Copy out every line of the listing below word for word, leaving out the picture.
==================================================
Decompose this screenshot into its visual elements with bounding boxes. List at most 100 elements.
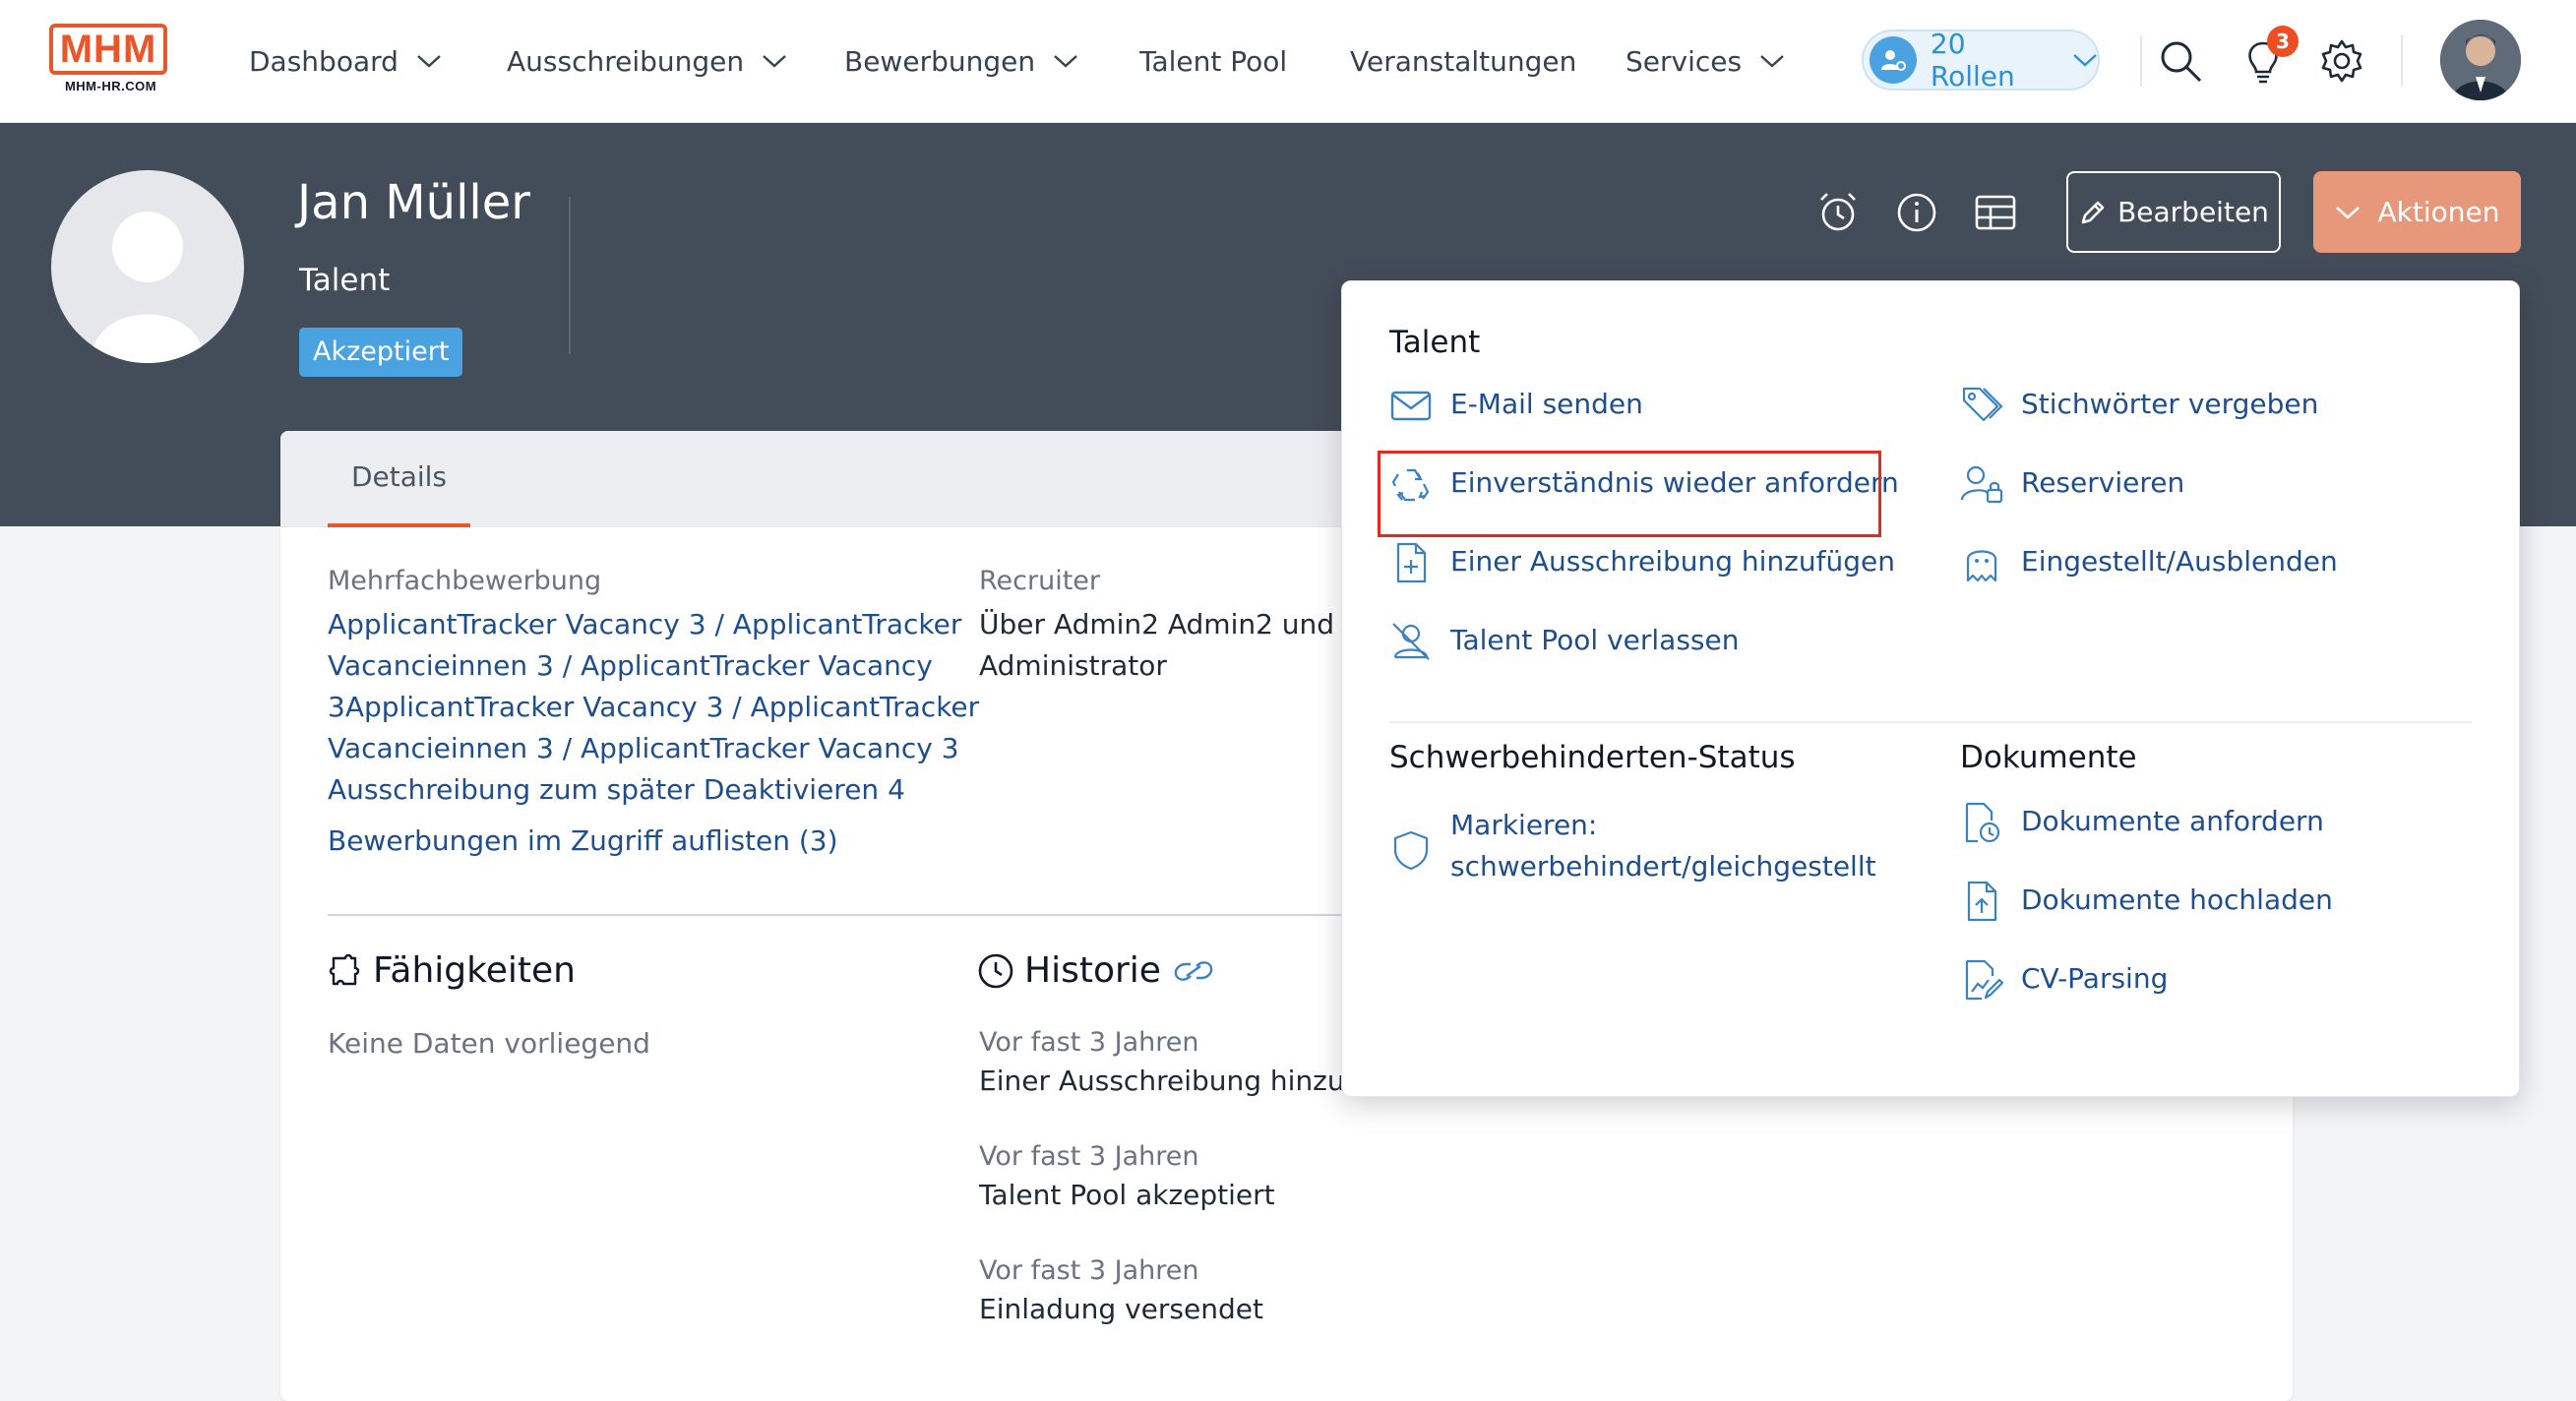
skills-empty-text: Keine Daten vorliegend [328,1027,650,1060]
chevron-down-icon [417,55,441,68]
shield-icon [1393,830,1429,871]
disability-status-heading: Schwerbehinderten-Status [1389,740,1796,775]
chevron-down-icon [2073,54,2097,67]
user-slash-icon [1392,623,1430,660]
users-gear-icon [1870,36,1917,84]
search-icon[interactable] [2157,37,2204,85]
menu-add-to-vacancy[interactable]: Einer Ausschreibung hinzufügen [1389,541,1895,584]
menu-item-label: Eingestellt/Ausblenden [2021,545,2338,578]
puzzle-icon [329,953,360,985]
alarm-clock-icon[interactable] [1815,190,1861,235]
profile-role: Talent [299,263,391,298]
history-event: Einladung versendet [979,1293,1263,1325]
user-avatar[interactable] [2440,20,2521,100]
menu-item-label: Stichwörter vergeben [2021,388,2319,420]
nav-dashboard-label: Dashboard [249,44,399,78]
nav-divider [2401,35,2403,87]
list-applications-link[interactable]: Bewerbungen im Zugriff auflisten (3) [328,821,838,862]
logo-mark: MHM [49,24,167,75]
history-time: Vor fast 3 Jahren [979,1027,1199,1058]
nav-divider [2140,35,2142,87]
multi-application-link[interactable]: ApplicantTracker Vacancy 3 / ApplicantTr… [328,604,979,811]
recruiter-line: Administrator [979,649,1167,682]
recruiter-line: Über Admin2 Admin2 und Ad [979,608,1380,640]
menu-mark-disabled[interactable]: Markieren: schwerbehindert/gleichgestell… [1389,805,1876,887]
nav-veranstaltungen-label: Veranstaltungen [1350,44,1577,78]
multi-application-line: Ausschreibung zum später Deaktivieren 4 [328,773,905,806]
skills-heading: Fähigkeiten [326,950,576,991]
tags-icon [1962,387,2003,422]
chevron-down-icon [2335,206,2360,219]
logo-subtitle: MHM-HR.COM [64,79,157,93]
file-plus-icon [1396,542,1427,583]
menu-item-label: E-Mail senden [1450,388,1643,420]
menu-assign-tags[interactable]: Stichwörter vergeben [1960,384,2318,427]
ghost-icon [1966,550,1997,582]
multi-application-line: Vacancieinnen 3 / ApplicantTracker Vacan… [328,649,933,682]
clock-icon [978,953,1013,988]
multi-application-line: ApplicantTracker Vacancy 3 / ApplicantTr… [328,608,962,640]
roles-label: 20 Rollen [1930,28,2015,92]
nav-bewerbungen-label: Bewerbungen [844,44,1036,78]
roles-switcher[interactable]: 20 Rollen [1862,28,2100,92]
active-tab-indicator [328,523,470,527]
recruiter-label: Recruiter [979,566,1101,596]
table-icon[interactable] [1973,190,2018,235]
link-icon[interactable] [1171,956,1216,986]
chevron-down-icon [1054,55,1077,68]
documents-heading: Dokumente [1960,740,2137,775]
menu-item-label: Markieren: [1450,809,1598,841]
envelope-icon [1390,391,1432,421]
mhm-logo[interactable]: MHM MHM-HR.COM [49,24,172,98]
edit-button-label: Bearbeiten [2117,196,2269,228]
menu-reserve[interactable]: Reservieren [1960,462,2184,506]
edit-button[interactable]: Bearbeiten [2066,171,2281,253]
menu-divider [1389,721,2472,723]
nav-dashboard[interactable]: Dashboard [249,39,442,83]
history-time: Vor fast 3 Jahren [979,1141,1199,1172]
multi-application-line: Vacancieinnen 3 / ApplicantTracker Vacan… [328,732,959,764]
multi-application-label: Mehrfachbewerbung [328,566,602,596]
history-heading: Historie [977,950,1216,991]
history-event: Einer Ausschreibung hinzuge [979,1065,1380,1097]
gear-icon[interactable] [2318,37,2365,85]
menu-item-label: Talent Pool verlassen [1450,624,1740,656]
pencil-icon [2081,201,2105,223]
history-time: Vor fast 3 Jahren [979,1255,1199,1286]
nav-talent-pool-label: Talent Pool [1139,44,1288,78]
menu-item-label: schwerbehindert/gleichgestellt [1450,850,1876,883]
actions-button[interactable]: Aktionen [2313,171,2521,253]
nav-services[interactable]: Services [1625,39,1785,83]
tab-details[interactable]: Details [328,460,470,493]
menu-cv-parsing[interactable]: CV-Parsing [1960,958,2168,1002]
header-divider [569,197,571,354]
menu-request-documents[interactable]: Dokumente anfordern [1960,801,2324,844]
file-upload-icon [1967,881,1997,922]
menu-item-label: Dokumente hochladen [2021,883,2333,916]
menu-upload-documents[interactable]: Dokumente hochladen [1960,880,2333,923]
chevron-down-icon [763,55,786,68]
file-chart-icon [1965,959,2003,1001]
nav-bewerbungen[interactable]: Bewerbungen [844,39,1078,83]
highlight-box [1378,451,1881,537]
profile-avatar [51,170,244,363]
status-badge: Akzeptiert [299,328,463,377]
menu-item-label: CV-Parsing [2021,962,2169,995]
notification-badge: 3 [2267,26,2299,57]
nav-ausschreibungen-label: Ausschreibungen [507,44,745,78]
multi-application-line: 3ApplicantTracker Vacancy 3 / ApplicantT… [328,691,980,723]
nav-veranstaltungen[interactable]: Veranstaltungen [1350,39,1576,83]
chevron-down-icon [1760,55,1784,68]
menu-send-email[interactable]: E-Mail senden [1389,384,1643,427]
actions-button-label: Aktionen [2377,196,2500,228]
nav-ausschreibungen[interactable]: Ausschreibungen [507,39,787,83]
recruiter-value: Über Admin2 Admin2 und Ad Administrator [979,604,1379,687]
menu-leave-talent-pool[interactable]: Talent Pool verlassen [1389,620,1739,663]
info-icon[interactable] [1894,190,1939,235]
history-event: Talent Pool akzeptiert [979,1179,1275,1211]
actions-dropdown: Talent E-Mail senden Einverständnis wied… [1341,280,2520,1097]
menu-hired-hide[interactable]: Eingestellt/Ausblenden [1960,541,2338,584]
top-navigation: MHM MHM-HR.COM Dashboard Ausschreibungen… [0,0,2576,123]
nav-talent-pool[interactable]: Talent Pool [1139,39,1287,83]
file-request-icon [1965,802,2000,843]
==================================================
_Output of the task:_
Decompose this screenshot into its visual elements with bounding boxes. List at most 100 elements.
skills-empty-text: Keine Daten vorliegend [328,1027,650,1060]
chevron-down-icon [417,55,441,68]
shield-icon [1393,830,1429,871]
disability-status-heading: Schwerbehinderten-Status [1389,740,1796,775]
chevron-down-icon [2073,54,2097,67]
user-slash-icon [1392,623,1430,660]
users-gear-icon [1870,36,1917,84]
search-icon[interactable] [2157,37,2204,85]
menu-add-to-vacancy[interactable]: Einer Ausschreibung hinzufügen [1389,541,1895,584]
menu-item-label: Eingestellt/Ausblenden [2021,545,2338,578]
puzzle-icon [329,953,360,985]
alarm-clock-icon[interactable] [1815,190,1861,235]
profile-role: Talent [299,263,391,298]
history-event: Einladung versendet [979,1293,1263,1325]
user-avatar[interactable] [2440,20,2521,100]
menu-item-label: Stichwörter vergeben [2021,388,2319,420]
nav-dashboard-label: Dashboard [249,44,399,78]
nav-divider [2401,35,2403,87]
list-applications-link[interactable]: Bewerbungen im Zugriff auflisten (3) [328,821,838,862]
logo-mark: MHM [49,24,167,75]
history-time: Vor fast 3 Jahren [979,1027,1199,1058]
nav-divider [2140,35,2142,87]
multi-application-link[interactable]: ApplicantTracker Vacancy 3 / ApplicantTr… [328,604,979,811]
recruiter-line: Administrator [979,649,1167,682]
recruiter-line: Über Admin2 Admin2 und Ad [979,608,1380,640]
menu-mark-disabled[interactable]: Markieren: schwerbehindert/gleichgestell… [1389,805,1876,887]
nav-veranstaltungen-label: Veranstaltungen [1350,44,1577,78]
multi-application-line: Ausschreibung zum später Deaktivieren 4 [328,773,905,806]
skills-heading: Fähigkeiten [326,950,576,991]
tags-icon [1962,387,2003,422]
chevron-down-icon [2335,206,2360,219]
logo-subtitle: MHM-HR.COM [64,79,157,93]
file-plus-icon [1396,542,1427,583]
menu-item-label: E-Mail senden [1450,388,1643,420]
menu-assign-tags[interactable]: Stichwörter vergeben [1960,384,2318,427]
ghost-icon [1966,550,1997,582]
multi-application-line: Vacancieinnen 3 / ApplicantTracker Vacan… [328,649,933,682]
clock-icon [978,953,1013,988]
multi-application-line: ApplicantTracker Vacancy 3 / ApplicantTr… [328,608,962,640]
roles-label: 20 Rollen [1930,28,2015,92]
nav-bewerbungen-label: Bewerbungen [844,44,1036,78]
roles-switcher[interactable]: 20 Rollen [1862,28,2100,92]
active-tab-indicator [328,523,470,527]
recruiter-label: Recruiter [979,566,1101,596]
table-icon[interactable] [1973,190,2018,235]
link-icon[interactable] [1171,956,1216,986]
chevron-down-icon [1054,55,1077,68]
documents-heading: Dokumente [1960,740,2137,775]
menu-item-label: Markieren: [1450,809,1598,841]
envelope-icon [1390,391,1432,421]
mhm-logo[interactable]: MHM MHM-HR.COM [49,24,172,98]
edit-button-label: Bearbeiten [2117,196,2269,228]
menu-reserve[interactable]: Reservieren [1960,462,2184,506]
edit-button[interactable]: Bearbeiten [2066,171,2281,253]
menu-divider [1389,721,2472,723]
nav-dashboard[interactable]: Dashboard [249,39,442,83]
history-time: Vor fast 3 Jahren [979,1141,1199,1172]
multi-application-line: Vacancieinnen 3 / ApplicantTracker Vacan… [328,732,959,764]
multi-application-label: Mehrfachbewerbung [328,566,602,596]
history-heading: Historie [977,950,1216,991]
history-event: Einer Ausschreibung hinzuge [979,1065,1380,1097]
gear-icon[interactable] [2318,37,2365,85]
menu-item-label: Talent Pool verlassen [1450,624,1740,656]
pencil-icon [2081,201,2105,223]
history-time: Vor fast 3 Jahren [979,1255,1199,1286]
nav-talent-pool-label: Talent Pool [1139,44,1288,78]
menu-item-label: schwerbehindert/gleichgestellt [1450,850,1876,883]
actions-button[interactable]: Aktionen [2313,171,2521,253]
nav-services[interactable]: Services [1625,39,1785,83]
tab-details[interactable]: Details [328,460,470,493]
menu-cv-parsing[interactable]: CV-Parsing [1960,958,2168,1002]
header-divider [569,197,571,354]
menu-request-documents[interactable]: Dokumente anfordern [1960,801,2324,844]
file-upload-icon [1967,881,1997,922]
menu-item-label: Dokumente hochladen [2021,883,2333,916]
menu-upload-documents[interactable]: Dokumente hochladen [1960,880,2333,923]
chevron-down-icon [763,55,786,68]
file-chart-icon [1965,959,2003,1001]
nav-bewerbungen[interactable]: Bewerbungen [844,39,1078,83]
highlight-box [1378,451,1881,537]
profile-avatar [51,170,244,363]
status-badge: Akzeptiert [299,328,463,377]
menu-item-label: CV-Parsing [2021,962,2169,995]
notification-badge: 3 [2267,26,2299,57]
nav-ausschreibungen-label: Ausschreibungen [507,44,745,78]
multi-application-line: 3ApplicantTracker Vacancy 3 / ApplicantT… [328,691,980,723]
nav-veranstaltungen[interactable]: Veranstaltungen [1350,39,1576,83]
chevron-down-icon [1760,55,1784,68]
menu-send-email[interactable]: E-Mail senden [1389,384,1643,427]
actions-button-label: Aktionen [2377,196,2500,228]
nav-ausschreibungen[interactable]: Ausschreibungen [507,39,787,83]
recruiter-value: Über Admin2 Admin2 und Ad Administrator [979,604,1379,687]
menu-leave-talent-pool[interactable]: Talent Pool verlassen [1389,620,1739,663]
info-icon[interactable] [1894,190,1939,235]
history-event: Talent Pool akzeptiert [979,1179,1275,1211]
actions-dropdown: Talent E-Mail senden Einverständnis wied… [1341,280,2520,1097]
menu-hired-hide[interactable]: Eingestellt/Ausblenden [1960,541,2338,584]
top-navigation: MHM MHM-HR.COM Dashboard Ausschreibungen… [0,0,2576,123]
nav-talent-pool[interactable]: Talent Pool [1139,39,1287,83]
file-request-icon [1965,802,2000,843]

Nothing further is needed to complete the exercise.